◆ ROWS:
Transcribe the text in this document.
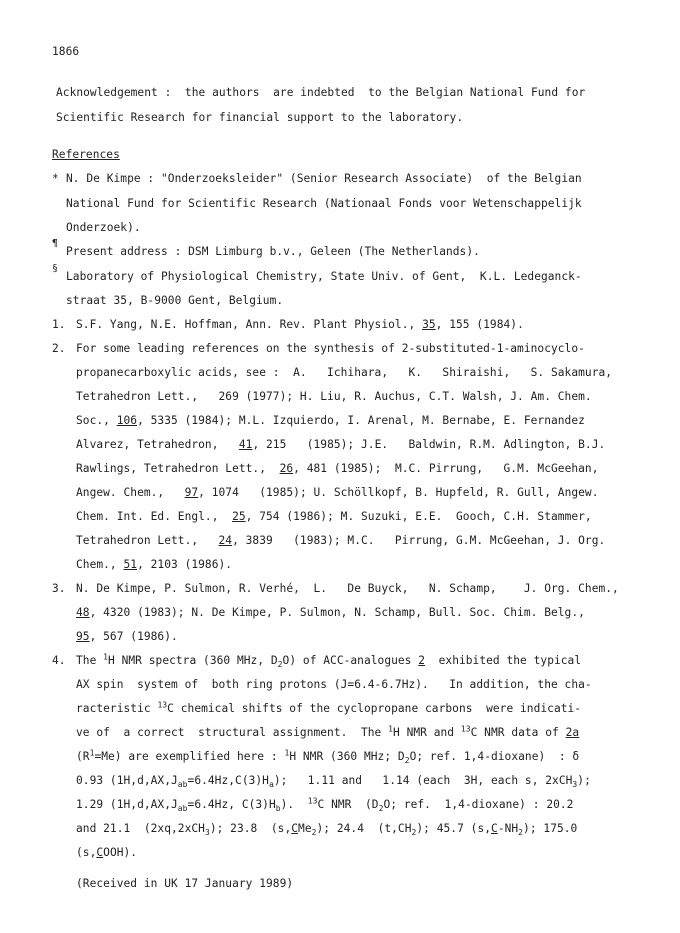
1866
Acknowledgement :  the authors  are indebted  to the Belgian National Fund for
Scientific Research for financial support to the laboratory.
References
* N. De Kimpe : "Onderzoeksleider" (Senior Research Associate)  of the Belgian
National Fund for Scientific Research (Nationaal Fonds voor Wetenschappelijk
Onderzoek).
¶
Present address : DSM Limburg b.v., Geleen (The Netherlands).
§
Laboratory of Physiological Chemistry, State Univ. of Gent,  K.L. Ledeganck-
straat 35, B-9000 Gent, Belgium.
1. S.F. Yang, N.E. Hoffman, Ann. Rev. Plant Physiol., 35, 155 (1984).
2. For some leading references on the synthesis of 2-substituted-1-aminocyclo-
propanecarboxylic acids, see :  A.   Ichihara,   K.   Shiraishi,   S. Sakamura,
Tetrahedron Lett.,   269 (1977); H. Liu, R. Auchus, C.T. Walsh, J. Am. Chem.
Soc., 106, 5335 (1984); M.L. Izquierdo, I. Arenal, M. Bernabe, E. Fernandez
Alvarez, Tetrahedron,   41, 215   (1985); J.E.   Baldwin, R.M. Adlington, B.J.
Rawlings, Tetrahedron Lett.,  26, 481 (1985);  M.C. Pirrung,   G.M. McGeehan,
Angew. Chem.,   97, 1074   (1985); U. Schöllkopf, B. Hupfeld, R. Gull, Angew.
Chem. Int. Ed. Engl.,  25, 754 (1986); M. Suzuki, E.E.  Gooch, C.H. Stammer,
Tetrahedron Lett.,   24, 3839   (1983); M.C.   Pirrung, G.M. McGeehan, J. Org.
Chem., 51, 2103 (1986).
3. N. De Kimpe, P. Sulmon, R. Verhé,  L.   De Buyck,   N. Schamp,    J. Org. Chem.,
48, 4320 (1983); N. De Kimpe, P. Sulmon, N. Schamp, Bull. Soc. Chim. Belg.,
95, 567 (1986).
4. The $^1$H NMR spectra (360 MHz, $D_2O$) of ACC-analogues 2  exhibited the typical
AX spin  system of  both ring protons (J=6.4-6.7Hz).   In addition, the cha-
racteristic $^{13}$C chemical shifts of the cyclopropane carbons  were indicati-
ve of  a correct  structural assignment.  The $^1$H NMR and $^{13}$C NMR data of 2a
$(R^1=Me)$ are exemplified here : $^1$H NMR (360 MHz; $D_2O$; ref. 1,4-dioxane)  : δ
0.93 $(1H,d,AX,J_{ab}=6.4Hz,C(3)H_a)$;   1.11 and   1.14 (each  3H, each s, 2xCH$_3$);
1.29 ($1H,d,AX,J_{ab}=6.4Hz$, $C(3)H_b$).  $^{13}$C NMR  ($D_2O$; ref.  1,4-dioxane) : 20.2
and 21.1  (2xq,2xCH$_3$); 23.8  (s,CMe$_2$); 24.4  $(t,CH_2)$; 45.7 $(s,C-NH_2)$; 175.0
(s,COOH).
(Received in UK 17 January 1989)
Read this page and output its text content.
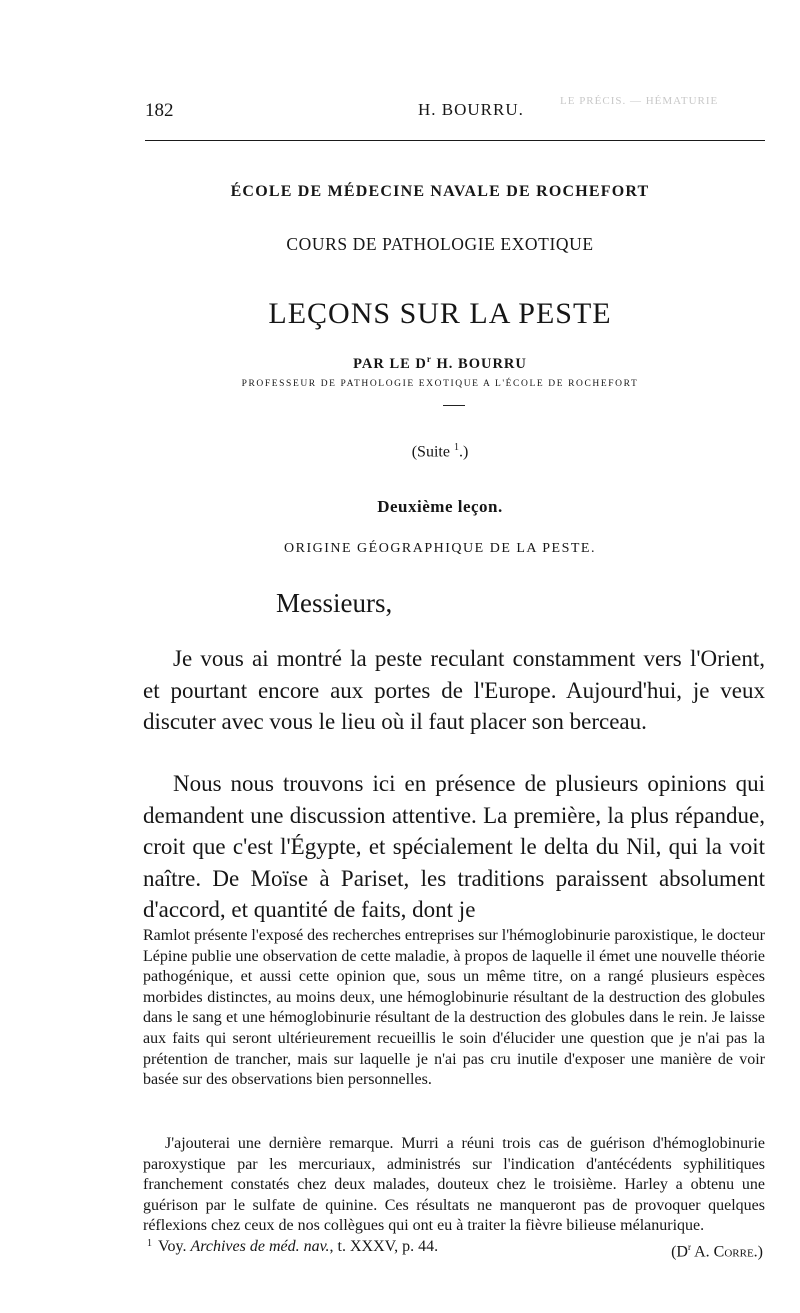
LE PRÉCIS. — HÉMATURIE
182	H. BOURRU.
ÉCOLE DE MÉDECINE NAVALE DE ROCHEFORT
COURS DE PATHOLOGIE EXOTIQUE
LEÇONS SUR LA PESTE
PAR LE $D^r$ H. BOURRU
PROFESSEUR DE PATHOLOGIE EXOTIQUE A L'ÉCOLE DE ROCHEFORT
(Suite $^1$.)
Deuxième leçon.
ORIGINE GÉOGRAPHIQUE DE LA PESTE.
Messieurs,

Je vous ai montré la peste reculant constamment vers l'Orient, et pourtant encore aux portes de l'Europe. Aujourd'hui, je veux discuter avec vous le lieu où il faut placer son berceau.

Nous nous trouvons ici en présence de plusieurs opinions qui demandent une discussion attentive. La première, la plus répandue, croit que c'est l'Égypte, et spécialement le delta du Nil, qui la voit naître. De Moïse à Pariset, les traditions paraissent absolument d'accord, et quantité de faits, dont je

Ramlot présente l'exposé des recherches entreprises sur l'hémoglobinurie paroxistique, le docteur Lépine publie une observation de cette maladie, à propos de laquelle il émet une nouvelle théorie pathogénique, et aussi cette opinion que, sous un même titre, on a rangé plusieurs espèces morbides distinctes, au moins deux, une hémoglobinurie résultant de la destruction des globules dans le sang et une hémoglobinurie résultant de la destruction des globules dans le rein. Je laisse aux faits qui seront ultérieurement recueillis le soin d'élucider une question que je n'ai pas la prétention de trancher, mais sur laquelle je n'ai pas cru inutile d'exposer une manière de voir basée sur des observations bien personnelles.

J'ajouterai une dernière remarque. Murri a réuni trois cas de guérison d'hémoglobinurie paroxystique par les mercuriaux, administrés sur l'indication d'antécédents syphilitiques franchement constatés chez deux malades, douteux chez le troisième. Harley a obtenu une guérison par le sulfate de quinine. Ces résultats ne manqueront pas de provoquer quelques réflexions chez ceux de nos collègues qui ont eu à traiter la fièvre bilieuse mélanurique.
($D^r$ A. Corre.)
$^1$ Voy. Archives de méd. nav., t. XXXV, p. 44.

◆ BRIEF:
Return each line of the data, keeping its wording exact and omitting pictures.

◆ FULL ANSWER:
Transcribe the text in this document.
1866
Acknowledgement :  the authors  are indebted  to the Belgian National Fund for
Scientific Research for financial support to the laboratory.
References
* N. De Kimpe : "Onderzoeksleider" (Senior Research Associate)  of the Belgian
National Fund for Scientific Research (Nationaal Fonds voor Wetenschappelijk
Onderzoek).
¶
Present address : DSM Limburg b.v., Geleen (The Netherlands).
§
Laboratory of Physiological Chemistry, State Univ. of Gent,  K.L. Ledeganck-
straat 35, B-9000 Gent, Belgium.
1. S.F. Yang, N.E. Hoffman, Ann. Rev. Plant Physiol., 35, 155 (1984).
2. For some leading references on the synthesis of 2-substituted-1-aminocyclo-
propanecarboxylic acids, see :  A.   Ichihara,   K.   Shiraishi,   S. Sakamura,
Tetrahedron Lett.,   269 (1977); H. Liu, R. Auchus, C.T. Walsh, J. Am. Chem.
Soc., 106, 5335 (1984); M.L. Izquierdo, I. Arenal, M. Bernabe, E. Fernandez
Alvarez, Tetrahedron,   41, 215   (1985); J.E.   Baldwin, R.M. Adlington, B.J.
Rawlings, Tetrahedron Lett.,  26, 481 (1985);  M.C. Pirrung,   G.M. McGeehan,
Angew. Chem.,   97, 1074   (1985); U. Schöllkopf, B. Hupfeld, R. Gull, Angew.
Chem. Int. Ed. Engl.,  25, 754 (1986); M. Suzuki, E.E.  Gooch, C.H. Stammer,
Tetrahedron Lett.,   24, 3839   (1983); M.C.   Pirrung, G.M. McGeehan, J. Org.
Chem., 51, 2103 (1986).
3. N. De Kimpe, P. Sulmon, R. Verhé,  L.   De Buyck,   N. Schamp,    J. Org. Chem.,
48, 4320 (1983); N. De Kimpe, P. Sulmon, N. Schamp, Bull. Soc. Chim. Belg.,
95, 567 (1986).
4. The $^1$H NMR spectra (360 MHz, $D_2O$) of ACC-analogues 2  exhibited the typical
AX spin  system of  both ring protons (J=6.4-6.7Hz).   In addition, the cha-
racteristic $^{13}$C chemical shifts of the cyclopropane carbons  were indicati-
ve of  a correct  structural assignment.  The $^1$H NMR and $^{13}$C NMR data of 2a
$(R^1=Me)$ are exemplified here : $^1$H NMR (360 MHz; $D_2O$; ref. 1,4-dioxane)  : δ
0.93 $(1H,d,AX,J_{ab}=6.4Hz,C(3)H_a)$;   1.11 and   1.14 (each  3H, each s, 2xCH$_3$);
1.29 ($1H,d,AX,J_{ab}=6.4Hz$, $C(3)H_b$).  $^{13}$C NMR  ($D_2O$; ref.  1,4-dioxane) : 20.2
and 21.1  (2xq,2xCH$_3$); 23.8  (s,CMe$_2$); 24.4  $(t,CH_2)$; 45.7 $(s,C-NH_2)$; 175.0
(s,COOH).
(Received in UK 17 January 1989)
Read this page and output its text content.
LE PRÉCIS. — HÉMATURIE
182	H. BOURRU.
ÉCOLE DE MÉDECINE NAVALE DE ROCHEFORT
COURS DE PATHOLOGIE EXOTIQUE
LEÇONS SUR LA PESTE
PAR LE $D^r$ H. BOURRU
PROFESSEUR DE PATHOLOGIE EXOTIQUE A L'ÉCOLE DE ROCHEFORT
(Suite $^1$.)
Deuxième leçon.
ORIGINE GÉOGRAPHIQUE DE LA PESTE.
Messieurs,

Je vous ai montré la peste reculant constamment vers l'Orient, et pourtant encore aux portes de l'Europe. Aujourd'hui, je veux discuter avec vous le lieu où il faut placer son berceau.

Nous nous trouvons ici en présence de plusieurs opinions qui demandent une discussion attentive. La première, la plus répandue, croit que c'est l'Égypte, et spécialement le delta du Nil, qui la voit naître. De Moïse à Pariset, les traditions paraissent absolument d'accord, et quantité de faits, dont je

Ramlot présente l'exposé des recherches entreprises sur l'hémoglobinurie paroxistique, le docteur Lépine publie une observation de cette maladie, à propos de laquelle il émet une nouvelle théorie pathogénique, et aussi cette opinion que, sous un même titre, on a rangé plusieurs espèces morbides distinctes, au moins deux, une hémoglobinurie résultant de la destruction des globules dans le sang et une hémoglobinurie résultant de la destruction des globules dans le rein. Je laisse aux faits qui seront ultérieurement recueillis le soin d'élucider une question que je n'ai pas la prétention de trancher, mais sur laquelle je n'ai pas cru inutile d'exposer une manière de voir basée sur des observations bien personnelles.

J'ajouterai une dernière remarque. Murri a réuni trois cas de guérison d'hémoglobinurie paroxystique par les mercuriaux, administrés sur l'indication d'antécédents syphilitiques franchement constatés chez deux malades, douteux chez le troisième. Harley a obtenu une guérison par le sulfate de quinine. Ces résultats ne manqueront pas de provoquer quelques réflexions chez ceux de nos collègues qui ont eu à traiter la fièvre bilieuse mélanurique.
($D^r$ A. Corre.)
$^1$ Voy. Archives de méd. nav., t. XXXV, p. 44.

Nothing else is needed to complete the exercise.